**Page extract**
=-=-=

Phil gives a talk about Small Scale ATproto at ATmosphere Conference 2025 in Seattle
I'm Phil, my pronouns are they/them. Thanks. I'm a mom to some plants, non-binary, but I haven't updated my passport gender marker, so I was able to get into the country relatively easily. Border control has fresh fingerprints from me—it’s not easy for everybody to get here. I know we also have folks here thanks to external sponsorships like the Umoya Fellowship, and the conference itself has also supported people in getting here. Building community takes work and intentional effort, and what we build isn't separate from the world around us, even—and maybe especially—when we're deep in a social networking protocol. Blaine said technology matters but it doesn't matter more than people, and I really like that.
I'm not going to be as values-forward in this talk as I usually would be, but I want to say that I'm going to talk about App Proto at the small scale. There will be a bit of overlap with Devon's talk earlier. I’ll be a little meaner but I’ll try to wrap it up optimistically, because I am pretty optimistic.

=-=-=

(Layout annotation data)
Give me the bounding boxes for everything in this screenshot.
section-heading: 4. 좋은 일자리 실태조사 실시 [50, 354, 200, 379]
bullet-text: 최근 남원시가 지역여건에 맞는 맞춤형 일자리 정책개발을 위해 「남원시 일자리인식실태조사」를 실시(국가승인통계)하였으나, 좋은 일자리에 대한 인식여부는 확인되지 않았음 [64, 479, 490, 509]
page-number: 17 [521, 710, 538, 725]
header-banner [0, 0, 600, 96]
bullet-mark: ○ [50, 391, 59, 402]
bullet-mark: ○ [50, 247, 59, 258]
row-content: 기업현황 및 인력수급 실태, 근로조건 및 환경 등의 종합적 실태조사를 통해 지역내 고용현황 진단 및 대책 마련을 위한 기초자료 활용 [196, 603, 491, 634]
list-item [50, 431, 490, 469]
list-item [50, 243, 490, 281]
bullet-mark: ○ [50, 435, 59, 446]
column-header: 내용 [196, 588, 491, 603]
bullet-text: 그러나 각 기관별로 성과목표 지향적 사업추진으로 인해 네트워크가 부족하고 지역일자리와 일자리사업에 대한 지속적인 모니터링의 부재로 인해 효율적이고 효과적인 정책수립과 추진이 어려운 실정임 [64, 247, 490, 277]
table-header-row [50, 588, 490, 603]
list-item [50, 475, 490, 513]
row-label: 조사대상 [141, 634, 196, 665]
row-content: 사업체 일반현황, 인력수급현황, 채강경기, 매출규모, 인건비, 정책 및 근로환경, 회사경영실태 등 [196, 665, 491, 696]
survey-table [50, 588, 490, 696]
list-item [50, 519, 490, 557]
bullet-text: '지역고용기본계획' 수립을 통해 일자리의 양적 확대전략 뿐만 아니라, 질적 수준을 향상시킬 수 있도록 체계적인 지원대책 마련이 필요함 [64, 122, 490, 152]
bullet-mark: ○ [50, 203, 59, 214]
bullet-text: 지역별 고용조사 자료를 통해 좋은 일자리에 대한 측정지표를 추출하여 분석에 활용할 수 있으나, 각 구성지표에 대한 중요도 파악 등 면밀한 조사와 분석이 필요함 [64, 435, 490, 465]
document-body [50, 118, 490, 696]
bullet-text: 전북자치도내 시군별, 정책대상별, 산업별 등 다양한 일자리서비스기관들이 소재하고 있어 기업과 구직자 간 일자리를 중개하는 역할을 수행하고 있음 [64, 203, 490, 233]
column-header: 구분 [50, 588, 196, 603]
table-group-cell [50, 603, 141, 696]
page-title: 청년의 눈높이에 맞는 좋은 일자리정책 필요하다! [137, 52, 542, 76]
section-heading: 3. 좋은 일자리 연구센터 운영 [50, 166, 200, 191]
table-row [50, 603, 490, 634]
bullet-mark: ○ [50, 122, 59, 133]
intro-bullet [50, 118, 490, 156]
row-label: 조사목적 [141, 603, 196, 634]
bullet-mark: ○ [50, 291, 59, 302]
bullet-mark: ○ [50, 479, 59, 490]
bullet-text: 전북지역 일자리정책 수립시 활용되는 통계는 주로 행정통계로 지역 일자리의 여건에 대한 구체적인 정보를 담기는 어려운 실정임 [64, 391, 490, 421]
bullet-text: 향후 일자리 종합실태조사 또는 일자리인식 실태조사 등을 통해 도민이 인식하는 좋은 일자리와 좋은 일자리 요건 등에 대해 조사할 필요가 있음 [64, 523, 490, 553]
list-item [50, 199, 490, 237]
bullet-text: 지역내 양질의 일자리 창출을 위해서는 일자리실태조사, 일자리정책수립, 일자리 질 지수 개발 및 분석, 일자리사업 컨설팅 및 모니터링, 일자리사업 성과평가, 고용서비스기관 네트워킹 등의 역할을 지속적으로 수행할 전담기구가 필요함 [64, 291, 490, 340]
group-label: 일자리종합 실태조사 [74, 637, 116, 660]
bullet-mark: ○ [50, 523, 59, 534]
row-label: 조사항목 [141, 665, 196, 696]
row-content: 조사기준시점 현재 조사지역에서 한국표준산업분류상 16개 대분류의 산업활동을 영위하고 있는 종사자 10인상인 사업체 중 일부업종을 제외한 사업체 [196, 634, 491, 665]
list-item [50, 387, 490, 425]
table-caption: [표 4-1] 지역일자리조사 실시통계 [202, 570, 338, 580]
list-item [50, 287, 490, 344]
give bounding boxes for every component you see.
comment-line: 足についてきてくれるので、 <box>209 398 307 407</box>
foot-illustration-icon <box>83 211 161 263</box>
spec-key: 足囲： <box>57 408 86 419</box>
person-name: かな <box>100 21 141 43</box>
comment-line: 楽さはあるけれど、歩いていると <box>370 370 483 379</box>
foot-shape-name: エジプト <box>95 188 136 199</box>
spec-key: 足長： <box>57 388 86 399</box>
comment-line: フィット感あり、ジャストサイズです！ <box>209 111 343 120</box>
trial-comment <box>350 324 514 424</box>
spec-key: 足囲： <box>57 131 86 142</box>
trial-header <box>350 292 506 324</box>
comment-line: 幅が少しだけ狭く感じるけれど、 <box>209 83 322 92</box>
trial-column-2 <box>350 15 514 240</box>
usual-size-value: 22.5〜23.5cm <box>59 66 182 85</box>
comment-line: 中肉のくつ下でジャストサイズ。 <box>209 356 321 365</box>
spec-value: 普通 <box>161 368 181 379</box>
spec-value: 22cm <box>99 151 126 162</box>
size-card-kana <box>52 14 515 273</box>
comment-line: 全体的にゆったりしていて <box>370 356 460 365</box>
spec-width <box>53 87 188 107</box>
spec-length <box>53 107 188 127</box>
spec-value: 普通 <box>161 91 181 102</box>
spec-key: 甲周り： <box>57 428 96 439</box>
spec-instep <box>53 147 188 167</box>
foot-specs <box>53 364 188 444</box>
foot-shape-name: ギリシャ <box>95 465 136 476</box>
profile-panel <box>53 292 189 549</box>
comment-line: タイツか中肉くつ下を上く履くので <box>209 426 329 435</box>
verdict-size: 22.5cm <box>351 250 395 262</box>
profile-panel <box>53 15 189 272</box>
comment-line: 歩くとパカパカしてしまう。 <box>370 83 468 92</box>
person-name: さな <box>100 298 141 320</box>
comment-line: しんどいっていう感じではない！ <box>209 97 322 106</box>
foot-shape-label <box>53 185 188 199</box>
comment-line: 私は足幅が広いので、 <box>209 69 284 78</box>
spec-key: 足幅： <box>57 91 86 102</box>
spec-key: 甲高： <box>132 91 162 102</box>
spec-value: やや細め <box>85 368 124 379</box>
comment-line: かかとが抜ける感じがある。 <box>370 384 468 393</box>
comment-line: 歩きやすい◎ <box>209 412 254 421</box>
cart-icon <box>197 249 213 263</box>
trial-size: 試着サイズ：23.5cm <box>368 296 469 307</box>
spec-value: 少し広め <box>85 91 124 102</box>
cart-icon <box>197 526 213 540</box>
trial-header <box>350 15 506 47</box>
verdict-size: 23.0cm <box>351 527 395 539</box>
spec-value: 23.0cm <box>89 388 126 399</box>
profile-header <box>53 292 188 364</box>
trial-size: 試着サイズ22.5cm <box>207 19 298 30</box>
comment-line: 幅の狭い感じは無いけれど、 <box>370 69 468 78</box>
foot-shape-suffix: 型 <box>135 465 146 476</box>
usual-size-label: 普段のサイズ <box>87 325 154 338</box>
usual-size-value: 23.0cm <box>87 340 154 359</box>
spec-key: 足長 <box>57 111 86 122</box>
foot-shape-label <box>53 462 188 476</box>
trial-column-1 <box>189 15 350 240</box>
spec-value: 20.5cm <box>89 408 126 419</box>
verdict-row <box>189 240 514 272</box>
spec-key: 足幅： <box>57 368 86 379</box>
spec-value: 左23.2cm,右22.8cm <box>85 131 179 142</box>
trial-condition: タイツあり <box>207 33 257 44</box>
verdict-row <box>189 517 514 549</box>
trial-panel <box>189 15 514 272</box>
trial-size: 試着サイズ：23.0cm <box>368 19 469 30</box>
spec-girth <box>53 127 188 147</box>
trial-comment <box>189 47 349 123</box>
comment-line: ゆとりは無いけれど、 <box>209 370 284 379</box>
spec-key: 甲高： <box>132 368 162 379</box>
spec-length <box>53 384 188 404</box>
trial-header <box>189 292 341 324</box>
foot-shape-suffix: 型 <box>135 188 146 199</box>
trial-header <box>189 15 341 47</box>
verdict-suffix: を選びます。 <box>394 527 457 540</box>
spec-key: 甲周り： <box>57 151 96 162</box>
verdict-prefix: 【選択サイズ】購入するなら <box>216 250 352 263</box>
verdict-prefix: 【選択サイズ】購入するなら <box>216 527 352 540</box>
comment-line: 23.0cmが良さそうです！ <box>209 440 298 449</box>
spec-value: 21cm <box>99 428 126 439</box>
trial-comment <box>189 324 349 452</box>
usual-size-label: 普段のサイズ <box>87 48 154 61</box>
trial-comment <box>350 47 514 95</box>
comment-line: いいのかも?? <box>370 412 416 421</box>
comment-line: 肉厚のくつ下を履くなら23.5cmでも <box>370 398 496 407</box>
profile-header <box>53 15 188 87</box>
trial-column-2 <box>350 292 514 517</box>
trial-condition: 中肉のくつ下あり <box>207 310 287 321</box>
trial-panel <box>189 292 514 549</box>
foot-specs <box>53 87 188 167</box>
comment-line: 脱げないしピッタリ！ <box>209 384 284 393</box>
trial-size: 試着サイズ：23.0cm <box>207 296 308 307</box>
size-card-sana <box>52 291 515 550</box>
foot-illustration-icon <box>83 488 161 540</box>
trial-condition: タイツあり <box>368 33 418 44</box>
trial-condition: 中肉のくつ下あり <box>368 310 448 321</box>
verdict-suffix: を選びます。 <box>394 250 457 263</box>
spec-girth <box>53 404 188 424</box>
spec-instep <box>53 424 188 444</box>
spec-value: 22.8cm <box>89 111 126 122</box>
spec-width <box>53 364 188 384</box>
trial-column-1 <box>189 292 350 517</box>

=-=-=

**Exercise requirements**
A. Answer these questions about the small-scale ATproto talk transcript:
(i) What pronouns does Phil give for themself?
(ii) Which fellowship is named as an external sponsorship that helped people attend?
(iii) Whose earlier talk will this one partly overlap with?
B. Could you carry on the small-scale ATproto talk transcript from its final sentence?

**Final answers**
A.
(i) They/them.
(ii) The Umoya Fellowship.
(iii) Devon's.

B.
Self-hosting is something that I’ve spent the most time on in App Proto. By that, I mean small versions of services that tap into larger third-party lexicons. I’ll also talk about building new apps from scratch on App Proto. I think these are distinct but related.
I’ve already used the word lexicon here. I’ll generally use it to refer to app-specific data. So when I say “lexicon,” I mean the data a platform like Blue Sky uses. I’ll also use “app view,” which in this talk just means backend.
Blaine took us through a great explanation of what building on App Proto can look like, but I want to start with the choice to use App Proto, especially compared to a classic app architecture.
The classic approach might be: client app → API → SQL database. This is well-trodden—you have choices of frameworks for APIs, platforms for the client app, JSON or gRPC for communication. It’s well-established, and you can usually find answers to any problems quickly.
Conceptually, App Proto is like taking all the data locked inside a backend service and pulling it out into personal data servers (PDSs). It’s “inside out.” You still have a similar app structure, but the data is decentralized across PDSs.
With a SQL backend, you get:
Typed data with relationships.
Constraints (like unique keys).
Query optimizers built over decades of research.
Clear source of truth.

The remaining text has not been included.